#### [EXERCISE DIRECTIONS]
How many lines below include the string "structured"? State the number alone.

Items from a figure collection
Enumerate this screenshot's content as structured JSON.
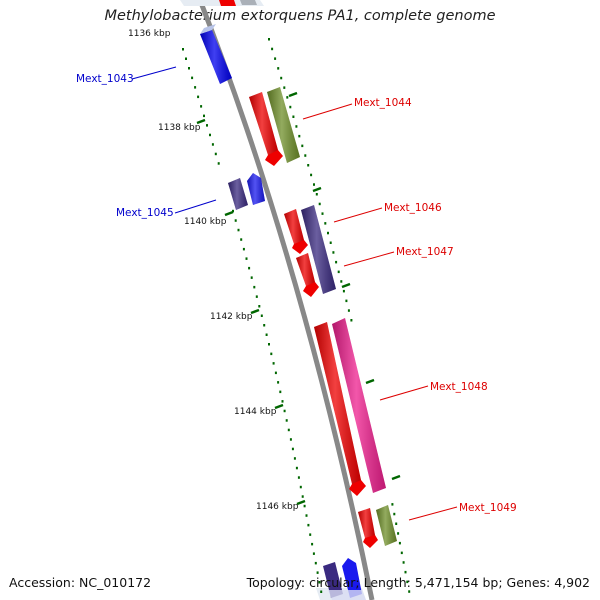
{
  "title": "Methylobacterium extorquens PA1, complete genome",
  "footer": {
    "accession": "Accession: NC_010172",
    "summary": "Topology: circular; Length: 5,471,154 bp; Genes: 4,902"
  },
  "colors": {
    "forward_label": "#dd0000",
    "reverse_label": "#0000cc",
    "tick": "#006600",
    "backbone": "#888888"
  },
  "ticks": [
    "1136 kbp",
    "1138 kbp",
    "1140 kbp",
    "1142 kbp",
    "1144 kbp",
    "1146 kbp"
  ],
  "genes": [
    {
      "name": "Mext_1043",
      "strand": "reverse",
      "color": "#0000ee"
    },
    {
      "name": "Mext_1044",
      "strand": "forward",
      "color": "#ee0000"
    },
    {
      "name": "Mext_1045",
      "strand": "reverse",
      "color": "#3a2a80"
    },
    {
      "name": "Mext_1046",
      "strand": "forward",
      "color": "#ee0000"
    },
    {
      "name": "Mext_1047",
      "strand": "forward",
      "color": "#ee0000"
    },
    {
      "name": "Mext_1048",
      "strand": "forward",
      "color": "#ee0000"
    },
    {
      "name": "Mext_1049",
      "strand": "forward",
      "color": "#ee0000"
    }
  ]
}
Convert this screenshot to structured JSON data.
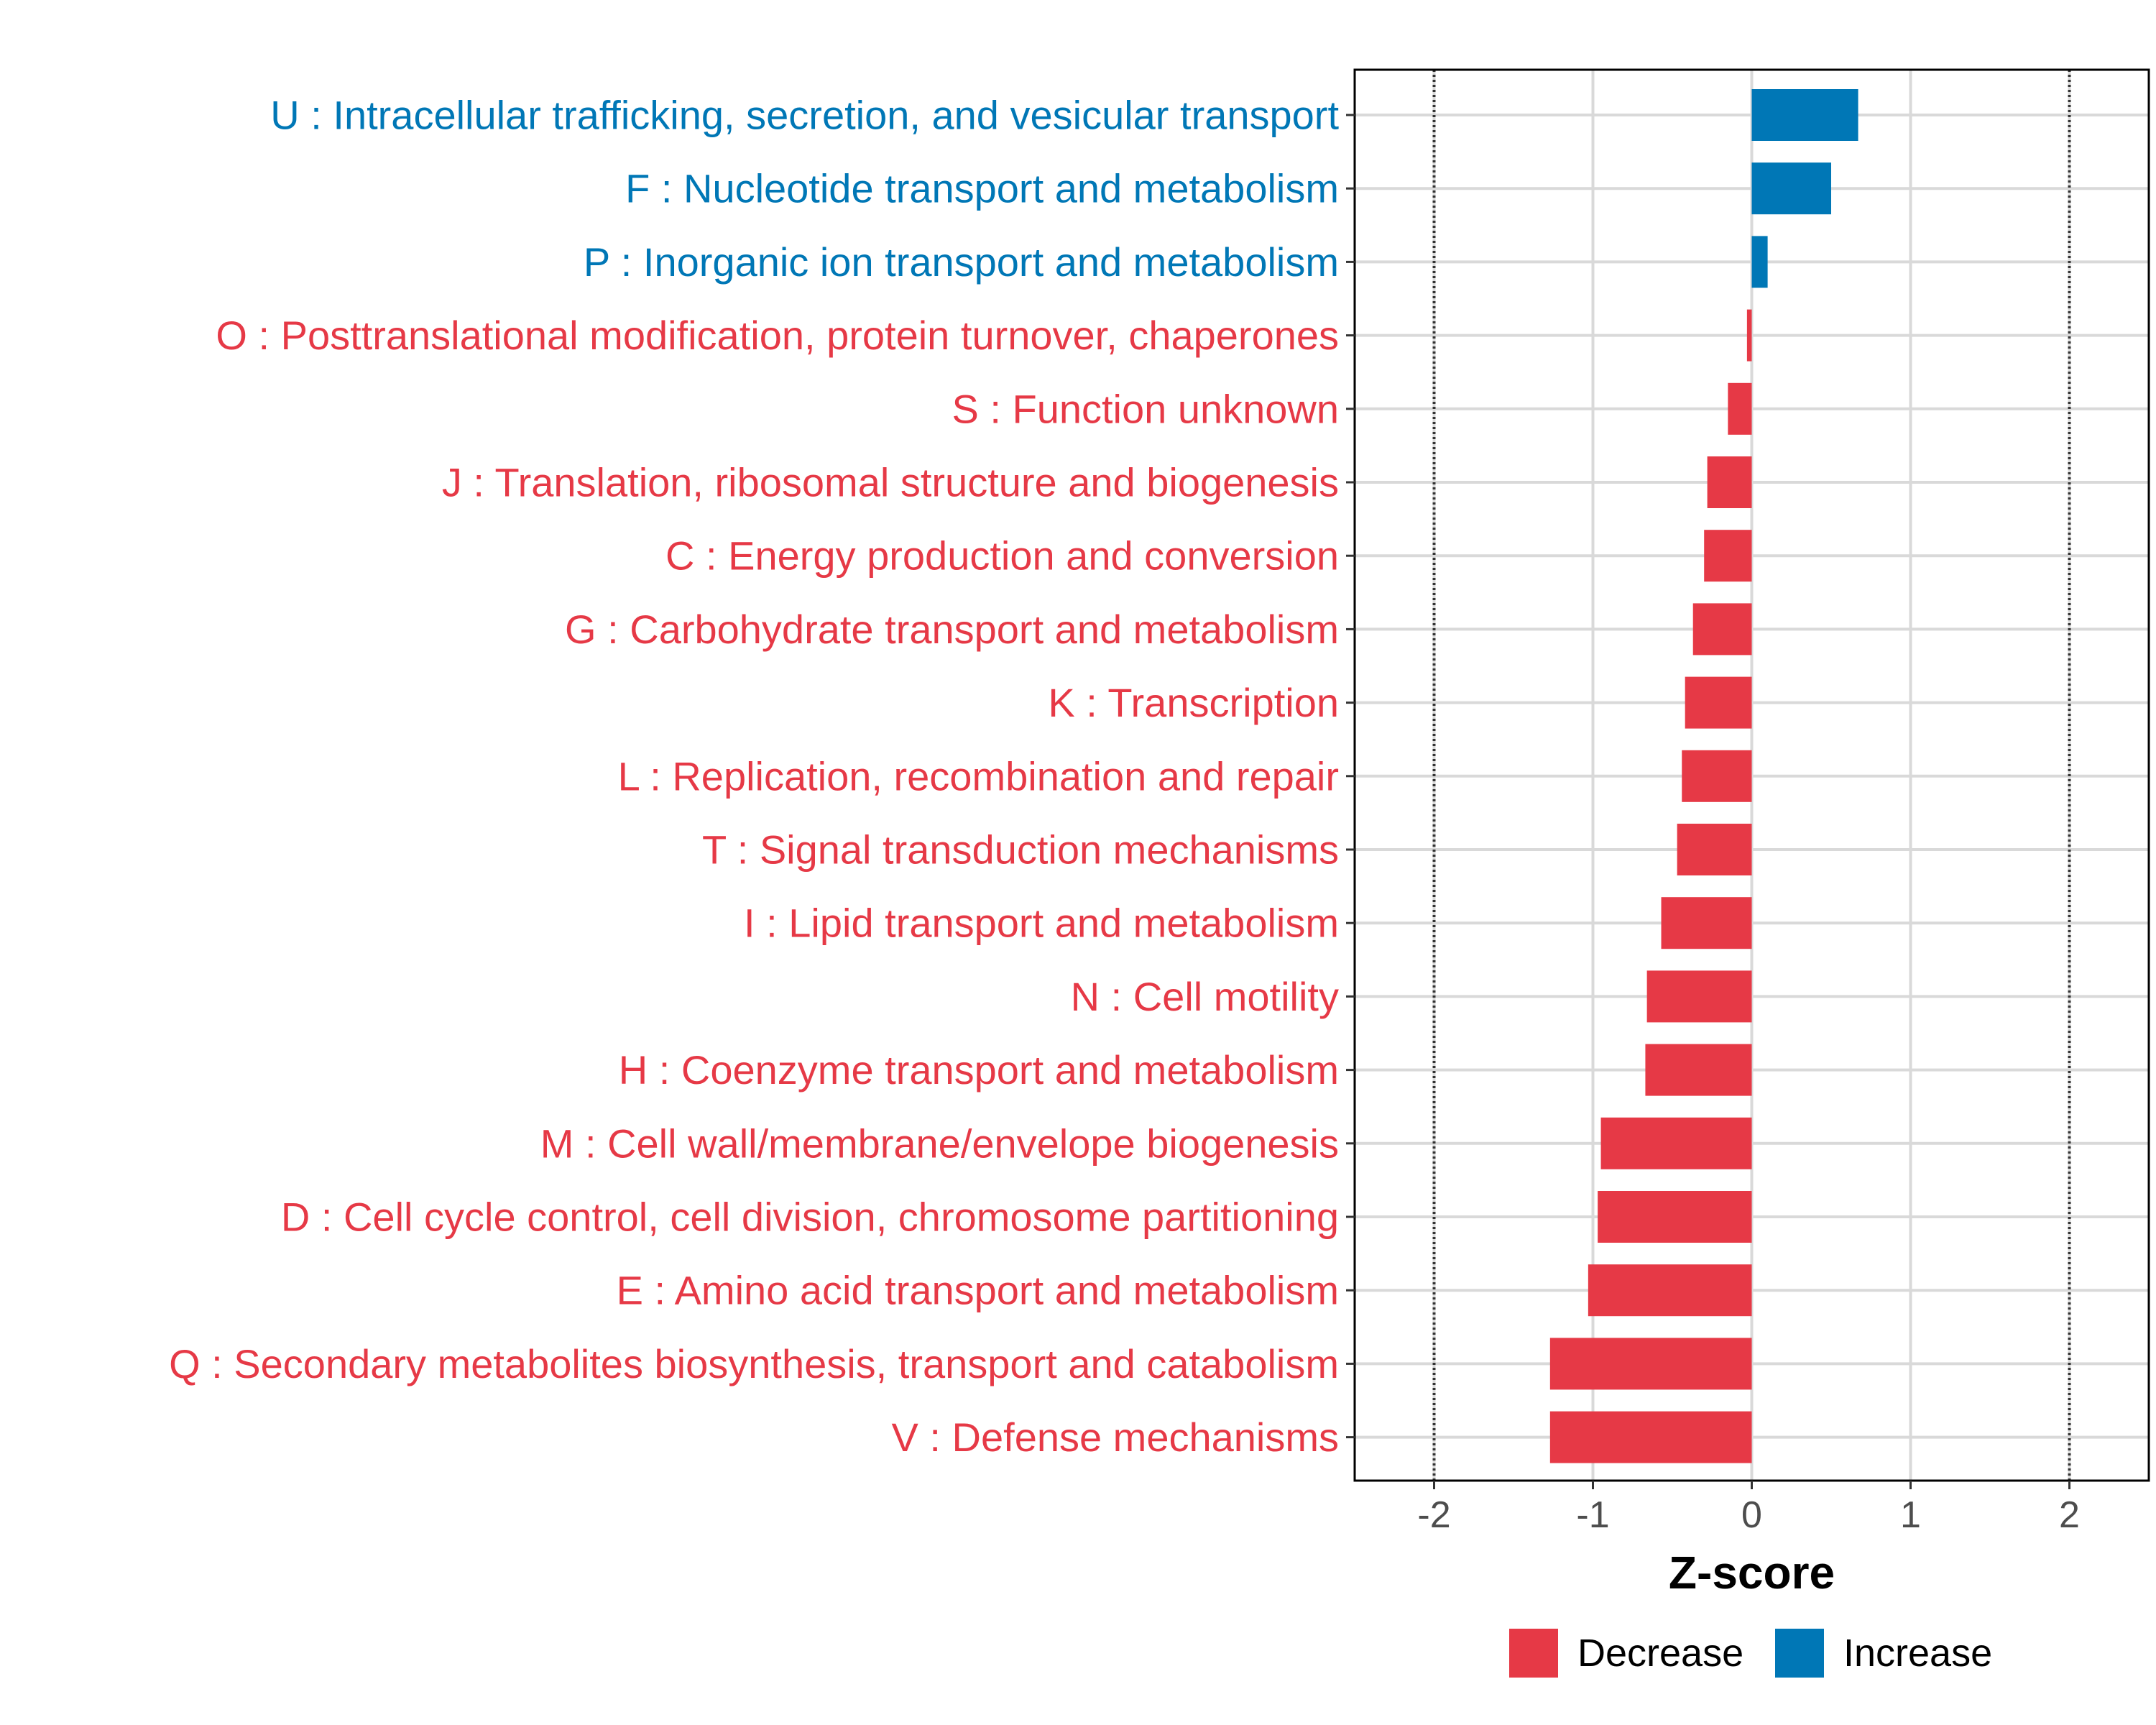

#### [EXERCISE ANSWER]
2